[Dataset records on visual material]
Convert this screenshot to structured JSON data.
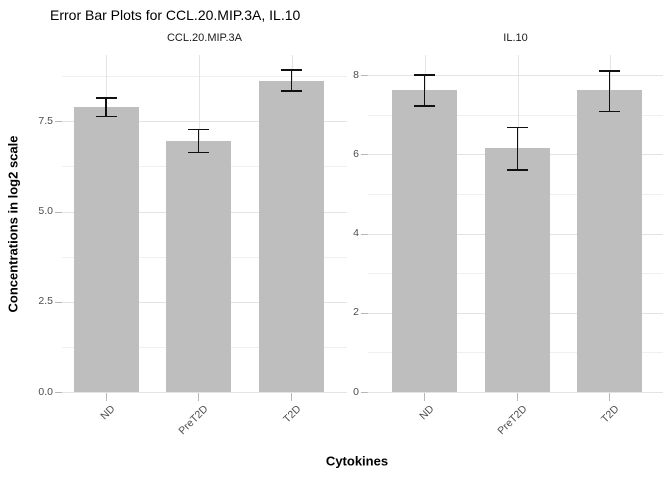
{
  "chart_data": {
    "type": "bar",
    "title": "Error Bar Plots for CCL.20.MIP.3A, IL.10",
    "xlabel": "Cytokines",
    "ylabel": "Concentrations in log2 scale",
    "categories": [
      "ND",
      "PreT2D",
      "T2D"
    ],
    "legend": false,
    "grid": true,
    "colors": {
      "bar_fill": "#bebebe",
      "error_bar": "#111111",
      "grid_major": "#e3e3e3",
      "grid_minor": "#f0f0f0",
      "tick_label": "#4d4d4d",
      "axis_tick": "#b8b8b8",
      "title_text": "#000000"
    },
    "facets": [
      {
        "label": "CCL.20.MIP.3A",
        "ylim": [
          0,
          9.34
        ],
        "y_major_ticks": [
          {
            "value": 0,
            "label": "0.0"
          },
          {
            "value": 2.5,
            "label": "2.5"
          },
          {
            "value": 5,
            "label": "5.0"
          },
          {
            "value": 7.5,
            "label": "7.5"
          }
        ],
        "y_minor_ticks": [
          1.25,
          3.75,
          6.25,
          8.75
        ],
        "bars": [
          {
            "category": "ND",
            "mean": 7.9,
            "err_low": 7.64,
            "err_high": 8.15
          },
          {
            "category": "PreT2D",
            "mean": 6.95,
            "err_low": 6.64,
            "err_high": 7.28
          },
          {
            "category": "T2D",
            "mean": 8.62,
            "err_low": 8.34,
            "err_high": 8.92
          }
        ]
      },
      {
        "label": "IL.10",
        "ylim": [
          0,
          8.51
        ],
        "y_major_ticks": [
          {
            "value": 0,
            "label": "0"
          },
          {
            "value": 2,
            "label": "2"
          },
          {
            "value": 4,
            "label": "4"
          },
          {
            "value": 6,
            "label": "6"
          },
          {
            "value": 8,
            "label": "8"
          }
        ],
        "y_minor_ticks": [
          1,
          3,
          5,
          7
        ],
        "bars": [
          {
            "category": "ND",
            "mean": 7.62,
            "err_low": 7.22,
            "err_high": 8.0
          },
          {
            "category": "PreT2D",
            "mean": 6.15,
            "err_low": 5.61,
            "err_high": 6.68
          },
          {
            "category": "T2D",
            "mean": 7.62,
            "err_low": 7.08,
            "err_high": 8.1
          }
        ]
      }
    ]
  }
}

* * *

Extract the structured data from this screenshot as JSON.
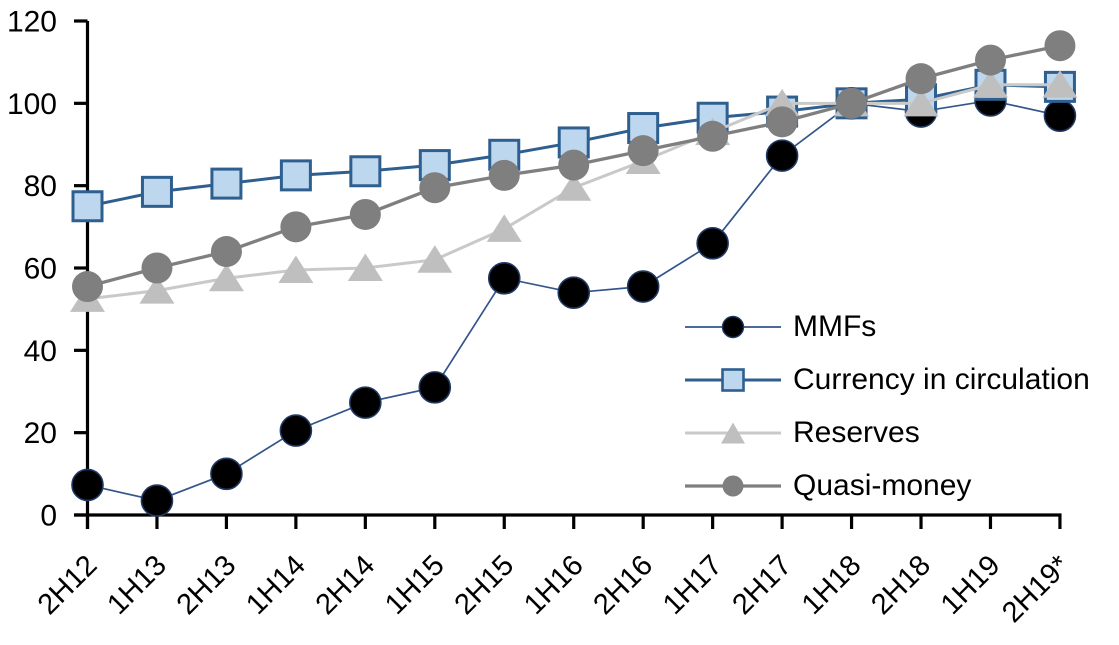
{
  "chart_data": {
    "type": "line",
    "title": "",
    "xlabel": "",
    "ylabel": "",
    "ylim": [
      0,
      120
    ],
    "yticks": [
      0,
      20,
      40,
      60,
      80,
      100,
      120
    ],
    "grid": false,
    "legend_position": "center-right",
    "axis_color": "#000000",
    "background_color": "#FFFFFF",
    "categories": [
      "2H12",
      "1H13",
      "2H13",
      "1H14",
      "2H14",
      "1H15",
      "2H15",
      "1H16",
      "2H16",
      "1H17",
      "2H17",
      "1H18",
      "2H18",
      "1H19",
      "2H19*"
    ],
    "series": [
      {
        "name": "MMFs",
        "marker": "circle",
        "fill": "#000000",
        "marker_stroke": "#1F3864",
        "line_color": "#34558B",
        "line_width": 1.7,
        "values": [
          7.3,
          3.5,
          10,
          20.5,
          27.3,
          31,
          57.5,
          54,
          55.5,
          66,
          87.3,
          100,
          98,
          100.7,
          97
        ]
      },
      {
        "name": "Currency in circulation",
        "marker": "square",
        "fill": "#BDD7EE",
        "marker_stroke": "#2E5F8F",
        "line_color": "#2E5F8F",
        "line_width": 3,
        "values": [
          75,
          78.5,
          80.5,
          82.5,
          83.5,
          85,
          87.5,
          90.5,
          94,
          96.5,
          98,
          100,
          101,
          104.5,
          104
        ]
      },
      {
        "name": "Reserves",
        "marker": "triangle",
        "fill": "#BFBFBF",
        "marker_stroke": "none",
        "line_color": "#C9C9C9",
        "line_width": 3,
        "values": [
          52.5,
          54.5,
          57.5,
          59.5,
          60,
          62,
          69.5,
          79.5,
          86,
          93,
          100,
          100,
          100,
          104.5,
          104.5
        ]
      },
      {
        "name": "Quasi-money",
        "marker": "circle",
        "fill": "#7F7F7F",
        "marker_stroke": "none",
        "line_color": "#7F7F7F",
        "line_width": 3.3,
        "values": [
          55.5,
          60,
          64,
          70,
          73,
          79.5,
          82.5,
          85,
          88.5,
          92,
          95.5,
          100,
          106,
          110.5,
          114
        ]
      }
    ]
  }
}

• PROBLEM STATEMENT
Show all lines above holding "structured".

• SOLUTION FOR THIS EXERCISE
Convert this screenshot to structured JSON data.
Extract the structured data from this screenshot as JSON.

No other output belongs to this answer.